___ Working data ___

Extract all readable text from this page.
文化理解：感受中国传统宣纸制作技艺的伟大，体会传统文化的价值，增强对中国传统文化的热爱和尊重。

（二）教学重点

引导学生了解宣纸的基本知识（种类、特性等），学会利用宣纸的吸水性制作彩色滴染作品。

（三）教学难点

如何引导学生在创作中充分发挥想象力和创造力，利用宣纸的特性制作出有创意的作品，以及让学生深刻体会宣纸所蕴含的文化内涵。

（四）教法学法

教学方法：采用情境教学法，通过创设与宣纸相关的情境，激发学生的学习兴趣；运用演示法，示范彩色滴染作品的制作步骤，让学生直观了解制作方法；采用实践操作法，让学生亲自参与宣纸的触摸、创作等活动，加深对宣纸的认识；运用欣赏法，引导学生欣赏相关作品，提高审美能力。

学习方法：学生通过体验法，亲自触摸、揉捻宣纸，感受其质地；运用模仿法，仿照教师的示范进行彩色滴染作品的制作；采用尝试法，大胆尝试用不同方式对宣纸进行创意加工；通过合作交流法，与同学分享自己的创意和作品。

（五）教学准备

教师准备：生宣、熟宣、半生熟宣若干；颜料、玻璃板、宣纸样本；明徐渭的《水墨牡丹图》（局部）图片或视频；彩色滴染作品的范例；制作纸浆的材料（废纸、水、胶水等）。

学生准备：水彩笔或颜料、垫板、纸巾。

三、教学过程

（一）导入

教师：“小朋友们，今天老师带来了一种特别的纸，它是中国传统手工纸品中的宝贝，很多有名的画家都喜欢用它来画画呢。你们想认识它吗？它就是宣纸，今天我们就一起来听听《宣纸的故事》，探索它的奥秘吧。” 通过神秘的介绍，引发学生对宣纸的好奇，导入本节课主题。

___

Output every entry shown above, exactly.

Extract all readable text from this page.
文化理解：感受中国传统宣纸制作技艺的伟大，体会传统文化的价值，增强对中国传统文化的热爱和尊重。

（二）教学重点

引导学生了解宣纸的基本知识（种类、特性等），学会利用宣纸的吸水性制作彩色滴染作品。

（三）教学难点

如何引导学生在创作中充分发挥想象力和创造力，利用宣纸的特性制作出有创意的作品，以及让学生深刻体会宣纸所蕴含的文化内涵。

（四）教法学法

教学方法：采用情境教学法，通过创设与宣纸相关的情境，激发学生的学习兴趣；运用演示法，示范彩色滴染作品的制作步骤，让学生直观了解制作方法；采用实践操作法，让学生亲自参与宣纸的触摸、创作等活动，加深对宣纸的认识；运用欣赏法，引导学生欣赏相关作品，提高审美能力。

学习方法：学生通过体验法，亲自触摸、揉捻宣纸，感受其质地；运用模仿法，仿照教师的示范进行彩色滴染作品的制作；采用尝试法，大胆尝试用不同方式对宣纸进行创意加工；通过合作交流法，与同学分享自己的创意和作品。

（五）教学准备

教师准备：生宣、熟宣、半生熟宣若干；颜料、玻璃板、宣纸样本；明徐渭的《水墨牡丹图》（局部）图片或视频；彩色滴染作品的范例；制作纸浆的材料（废纸、水、胶水等）。

学生准备：水彩笔或颜料、垫板、纸巾。

三、教学过程

（一）导入

教师：“小朋友们，今天老师带来了一种特别的纸，它是中国传统手工纸品中的宝贝，很多有名的画家都喜欢用它来画画呢。你们想认识它吗？它就是宣纸，今天我们就一起来听听《宣纸的故事》，探索它的奥秘吧。” 通过神秘的介绍，引发学生对宣纸的好奇，导入本节课主题。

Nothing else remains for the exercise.